§ To be done:
Search the records that follow and extract every line containing the string "Bass".

* BEGIN *

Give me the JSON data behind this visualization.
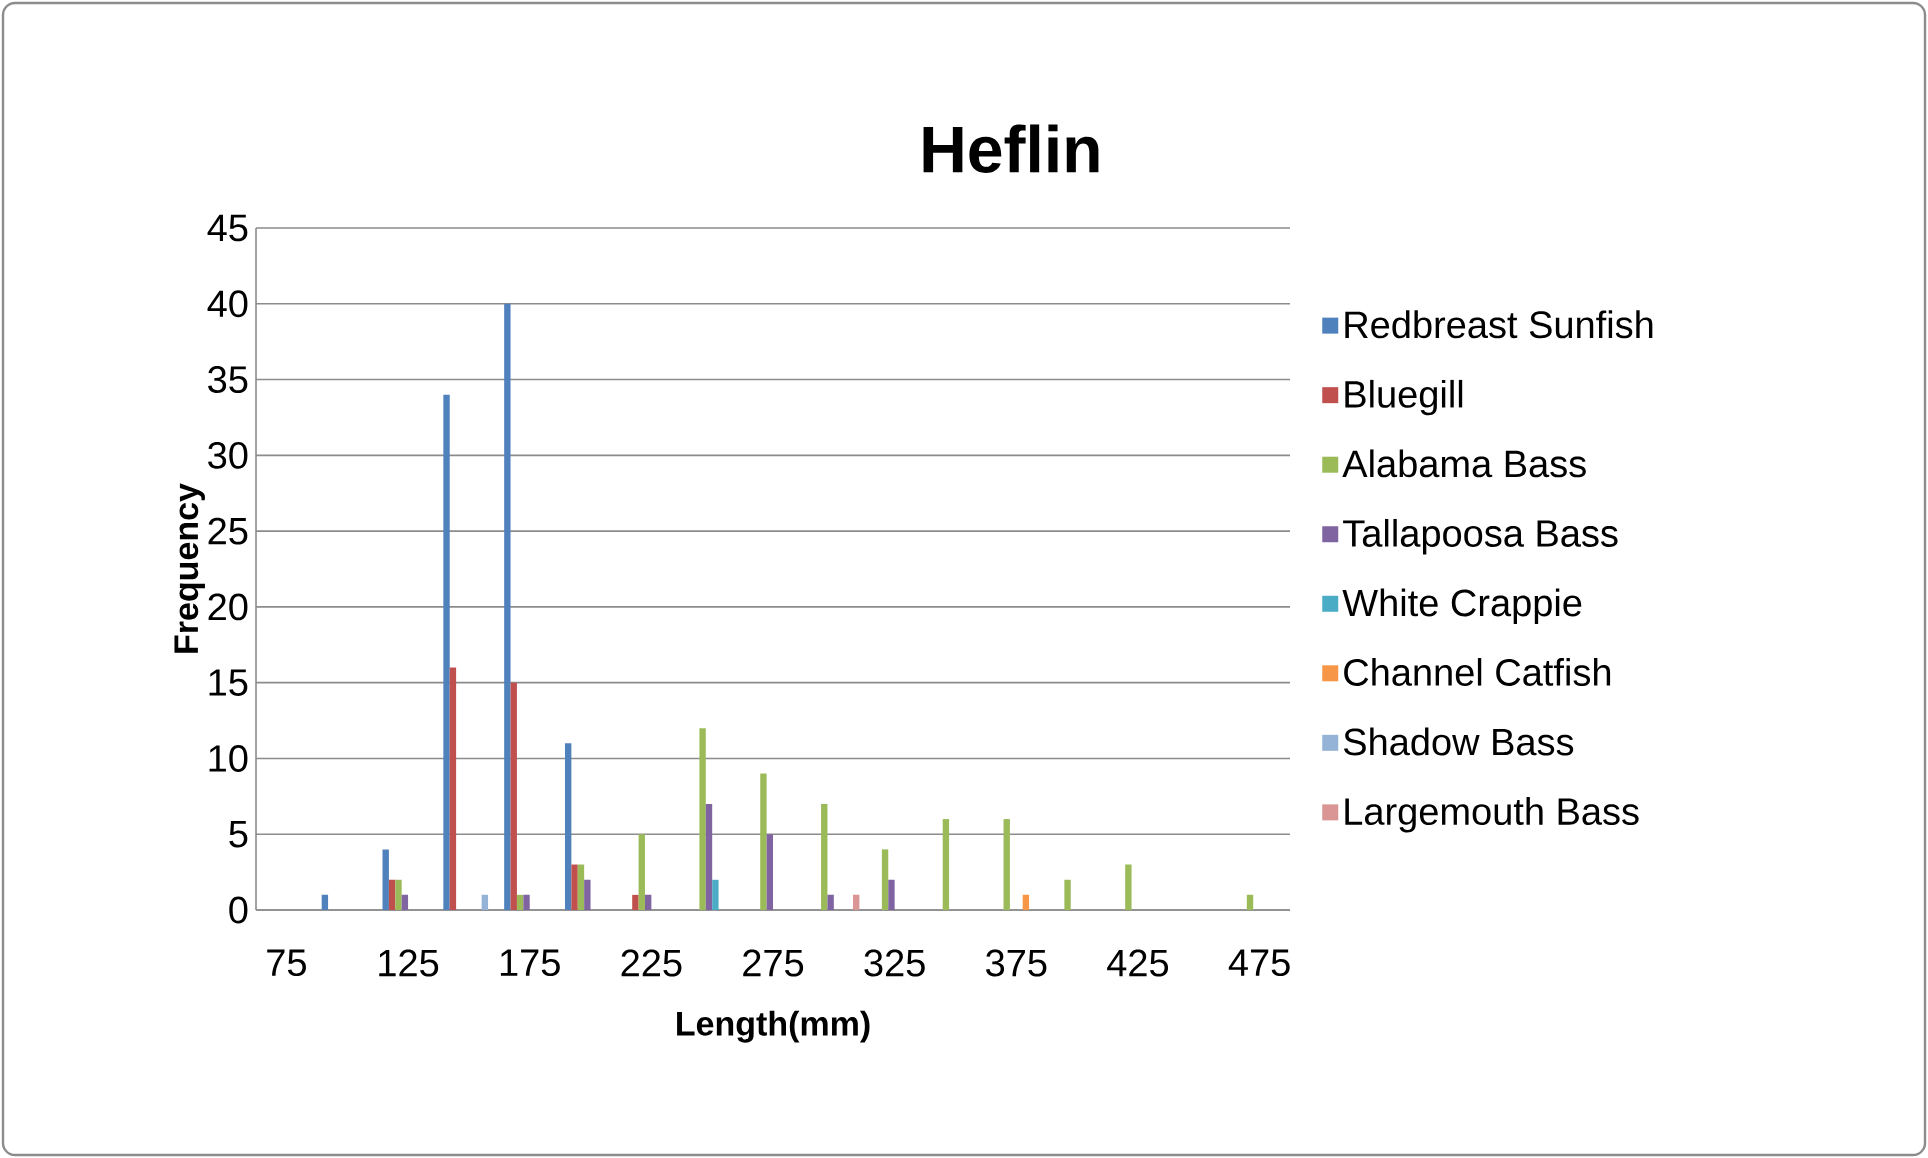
{
  "chart_data": {
    "type": "bar",
    "title": "Heflin",
    "xlabel": "Length(mm)",
    "ylabel": "Frequency",
    "categories": [
      "75",
      null,
      "125",
      null,
      "175",
      null,
      "225",
      null,
      "275",
      null,
      "325",
      null,
      "375",
      null,
      "425",
      null,
      "475"
    ],
    "series": [
      {
        "name": "Redbreast Sunfish",
        "color": "#4f81bd",
        "values": [
          0,
          1,
          4,
          34,
          40,
          11,
          0,
          0,
          0,
          0,
          0,
          0,
          0,
          0,
          0,
          0,
          0
        ]
      },
      {
        "name": "Bluegill",
        "color": "#c0504d",
        "values": [
          0,
          0,
          2,
          16,
          15,
          3,
          1,
          0,
          0,
          0,
          0,
          0,
          0,
          0,
          0,
          0,
          0
        ]
      },
      {
        "name": "Alabama Bass",
        "color": "#9bbb59",
        "values": [
          0,
          0,
          2,
          0,
          1,
          3,
          5,
          12,
          9,
          7,
          4,
          6,
          6,
          2,
          3,
          0,
          1
        ]
      },
      {
        "name": "Tallapoosa Bass",
        "color": "#8064a2",
        "values": [
          0,
          0,
          1,
          0,
          1,
          2,
          1,
          7,
          5,
          1,
          2,
          0,
          0,
          0,
          0,
          0,
          0
        ]
      },
      {
        "name": "White Crappie",
        "color": "#4bacc6",
        "values": [
          0,
          0,
          0,
          0,
          0,
          0,
          0,
          2,
          0,
          0,
          0,
          0,
          0,
          0,
          0,
          0,
          0
        ]
      },
      {
        "name": "Channel Catfish",
        "color": "#f79646",
        "values": [
          0,
          0,
          0,
          0,
          0,
          0,
          0,
          0,
          0,
          0,
          0,
          0,
          1,
          0,
          0,
          0,
          0
        ]
      },
      {
        "name": "Shadow Bass",
        "color": "#95b3d7",
        "values": [
          0,
          0,
          0,
          1,
          0,
          0,
          0,
          0,
          0,
          0,
          0,
          0,
          0,
          0,
          0,
          0,
          0
        ]
      },
      {
        "name": "Largemouth Bass",
        "color": "#d99694",
        "values": [
          0,
          0,
          0,
          0,
          0,
          0,
          0,
          0,
          0,
          1,
          0,
          0,
          0,
          0,
          0,
          0,
          0
        ]
      }
    ],
    "ylim": [
      0,
      45
    ],
    "yticks": [
      0,
      5,
      10,
      15,
      20,
      25,
      30,
      35,
      40,
      45
    ],
    "grid": "y",
    "legend": "right"
  }
}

* END *

§ Reply:
        "name": "Alabama Bass",
        "name": "Tallapoosa Bass",
        "name": "Shadow Bass",
        "name": "Largemouth Bass",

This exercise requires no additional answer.